*Work required:* All lines in which the word "this" occurs are to be extracted.
─── Task material ───
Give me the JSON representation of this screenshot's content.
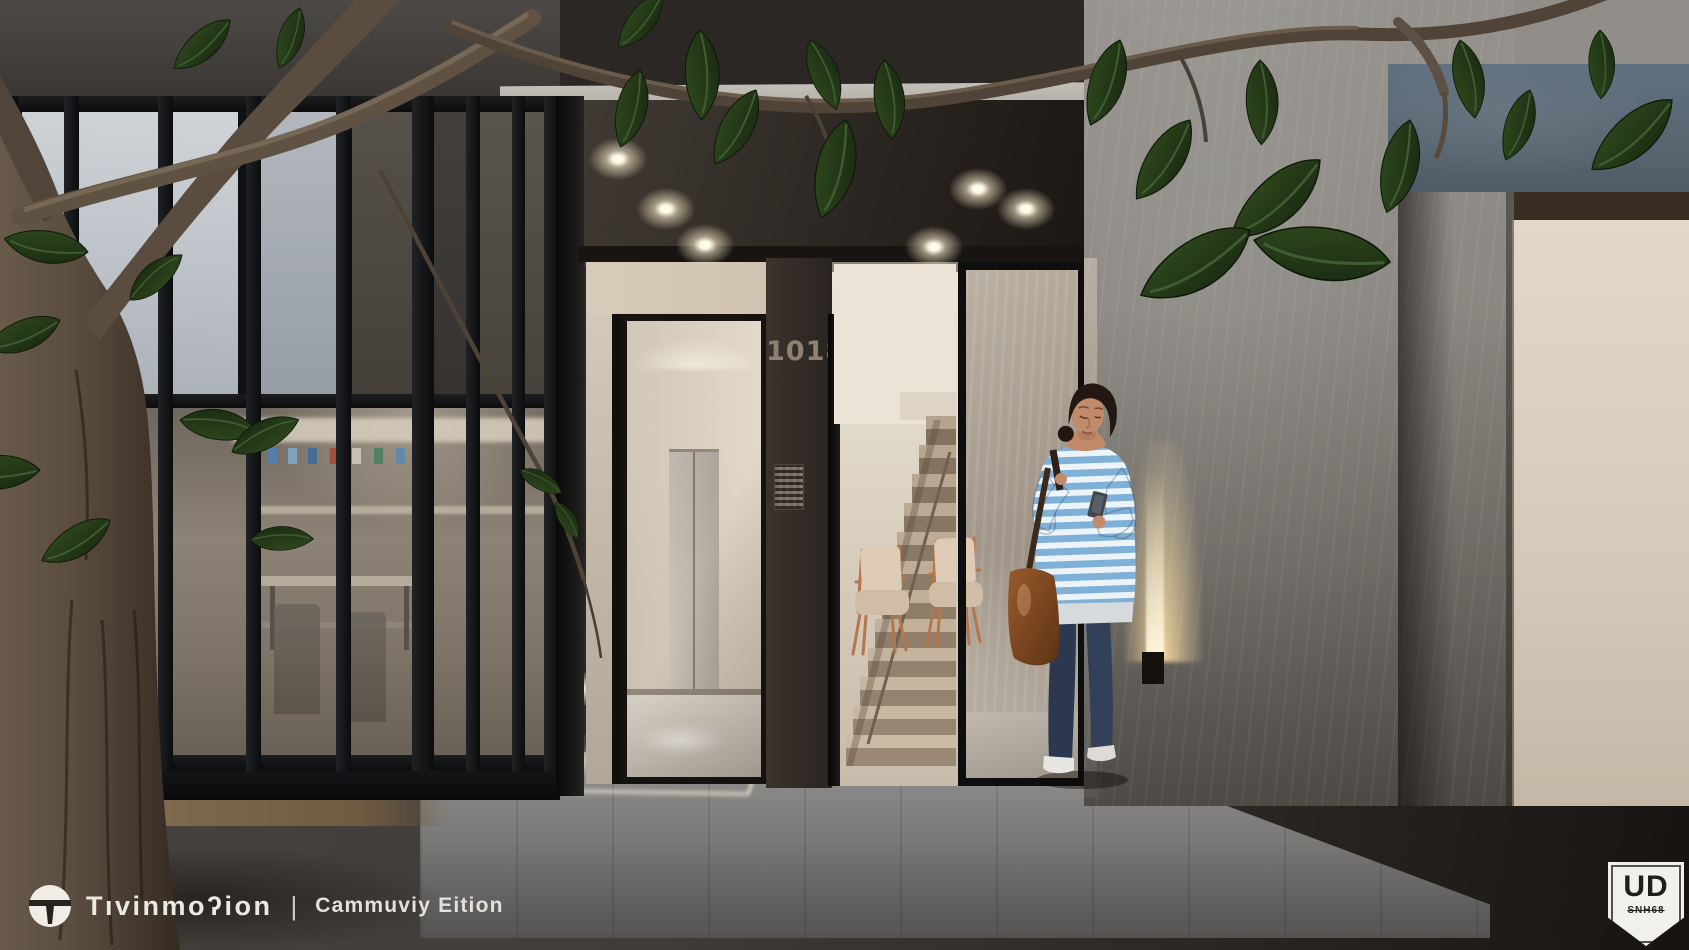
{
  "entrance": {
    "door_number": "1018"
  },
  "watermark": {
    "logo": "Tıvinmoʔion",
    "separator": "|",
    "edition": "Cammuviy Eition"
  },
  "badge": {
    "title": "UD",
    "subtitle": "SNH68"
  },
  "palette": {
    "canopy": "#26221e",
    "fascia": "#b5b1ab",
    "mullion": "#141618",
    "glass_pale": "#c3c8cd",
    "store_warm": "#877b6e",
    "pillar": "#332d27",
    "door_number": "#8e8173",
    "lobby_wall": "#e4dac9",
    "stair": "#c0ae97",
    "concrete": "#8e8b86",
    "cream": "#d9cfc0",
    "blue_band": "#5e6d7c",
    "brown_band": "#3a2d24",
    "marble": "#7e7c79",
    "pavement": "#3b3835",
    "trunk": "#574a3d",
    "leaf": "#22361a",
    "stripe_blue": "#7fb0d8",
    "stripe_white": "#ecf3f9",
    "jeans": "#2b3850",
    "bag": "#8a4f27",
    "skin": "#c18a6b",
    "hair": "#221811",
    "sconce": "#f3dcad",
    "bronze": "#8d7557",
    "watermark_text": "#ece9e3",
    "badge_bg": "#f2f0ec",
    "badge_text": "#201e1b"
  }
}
───
─── Task material ───
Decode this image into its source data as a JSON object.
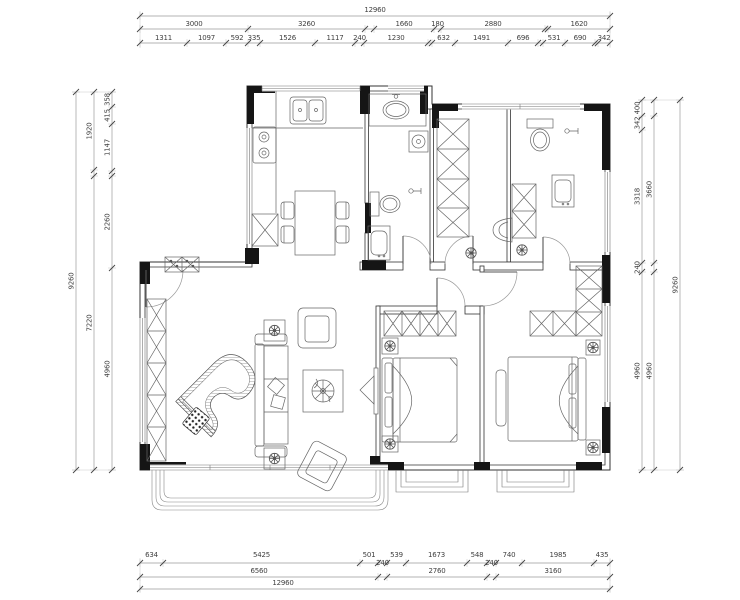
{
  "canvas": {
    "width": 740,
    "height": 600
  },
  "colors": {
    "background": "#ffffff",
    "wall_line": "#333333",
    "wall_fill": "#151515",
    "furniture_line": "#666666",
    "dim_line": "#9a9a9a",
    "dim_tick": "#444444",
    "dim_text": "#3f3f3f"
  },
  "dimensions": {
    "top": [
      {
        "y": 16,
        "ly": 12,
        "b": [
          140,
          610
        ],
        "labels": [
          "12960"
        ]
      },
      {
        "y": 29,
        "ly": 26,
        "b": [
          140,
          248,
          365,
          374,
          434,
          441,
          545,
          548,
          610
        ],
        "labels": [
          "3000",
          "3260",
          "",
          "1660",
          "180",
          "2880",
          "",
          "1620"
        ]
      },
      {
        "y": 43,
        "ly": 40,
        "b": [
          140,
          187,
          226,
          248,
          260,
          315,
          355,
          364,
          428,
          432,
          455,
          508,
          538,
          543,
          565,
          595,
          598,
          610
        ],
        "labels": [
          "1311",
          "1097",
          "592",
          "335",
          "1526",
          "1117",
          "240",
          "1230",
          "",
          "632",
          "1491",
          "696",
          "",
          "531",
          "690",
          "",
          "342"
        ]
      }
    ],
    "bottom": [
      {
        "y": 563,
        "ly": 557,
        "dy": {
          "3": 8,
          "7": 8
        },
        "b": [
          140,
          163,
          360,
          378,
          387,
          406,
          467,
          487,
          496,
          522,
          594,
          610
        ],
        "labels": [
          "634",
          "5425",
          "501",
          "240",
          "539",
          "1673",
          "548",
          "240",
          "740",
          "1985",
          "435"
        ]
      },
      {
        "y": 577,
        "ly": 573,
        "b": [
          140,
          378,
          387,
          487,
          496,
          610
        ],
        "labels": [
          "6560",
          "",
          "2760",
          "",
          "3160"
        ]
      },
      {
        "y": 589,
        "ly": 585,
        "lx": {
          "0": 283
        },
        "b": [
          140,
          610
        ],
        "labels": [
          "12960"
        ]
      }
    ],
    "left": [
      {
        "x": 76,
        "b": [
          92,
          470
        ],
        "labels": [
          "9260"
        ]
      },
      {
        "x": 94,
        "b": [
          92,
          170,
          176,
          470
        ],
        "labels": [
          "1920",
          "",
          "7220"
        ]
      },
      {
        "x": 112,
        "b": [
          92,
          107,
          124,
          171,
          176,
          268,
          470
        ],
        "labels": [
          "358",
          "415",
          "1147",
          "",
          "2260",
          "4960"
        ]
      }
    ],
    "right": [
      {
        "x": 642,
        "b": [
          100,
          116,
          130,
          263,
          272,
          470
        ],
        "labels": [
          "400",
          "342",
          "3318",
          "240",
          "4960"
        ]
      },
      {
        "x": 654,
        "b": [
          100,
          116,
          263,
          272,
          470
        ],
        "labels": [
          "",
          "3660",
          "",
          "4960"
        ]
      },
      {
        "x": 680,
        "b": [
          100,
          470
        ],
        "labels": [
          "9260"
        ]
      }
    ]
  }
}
───
─── Task material ───
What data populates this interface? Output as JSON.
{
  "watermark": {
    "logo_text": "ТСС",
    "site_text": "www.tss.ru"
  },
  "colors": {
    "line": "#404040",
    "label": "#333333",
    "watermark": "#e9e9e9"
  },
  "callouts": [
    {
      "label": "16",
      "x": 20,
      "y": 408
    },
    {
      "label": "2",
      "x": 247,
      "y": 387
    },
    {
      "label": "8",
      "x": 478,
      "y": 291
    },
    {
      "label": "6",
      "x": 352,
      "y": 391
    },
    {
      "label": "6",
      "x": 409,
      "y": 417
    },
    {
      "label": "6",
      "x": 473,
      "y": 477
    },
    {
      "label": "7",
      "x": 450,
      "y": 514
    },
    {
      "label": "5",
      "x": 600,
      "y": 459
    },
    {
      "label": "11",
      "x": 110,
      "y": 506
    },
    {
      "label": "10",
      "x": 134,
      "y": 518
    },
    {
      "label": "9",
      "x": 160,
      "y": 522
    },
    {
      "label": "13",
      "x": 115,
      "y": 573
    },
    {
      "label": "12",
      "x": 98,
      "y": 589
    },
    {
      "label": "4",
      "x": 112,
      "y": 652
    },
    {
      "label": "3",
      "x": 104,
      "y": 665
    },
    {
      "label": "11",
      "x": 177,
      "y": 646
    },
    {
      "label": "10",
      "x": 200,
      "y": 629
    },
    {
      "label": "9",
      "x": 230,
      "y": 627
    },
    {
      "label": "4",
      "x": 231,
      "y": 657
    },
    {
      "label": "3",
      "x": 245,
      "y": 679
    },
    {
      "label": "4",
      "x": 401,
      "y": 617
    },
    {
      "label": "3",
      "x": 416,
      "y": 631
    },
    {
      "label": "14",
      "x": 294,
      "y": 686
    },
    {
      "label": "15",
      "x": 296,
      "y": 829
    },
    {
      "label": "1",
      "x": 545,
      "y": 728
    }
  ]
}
───
*Result:*
Give me the JSON representation of this screenshot's content.
Decode this image into its source data as a JSON object.
What data populates this interface? Output as JSON.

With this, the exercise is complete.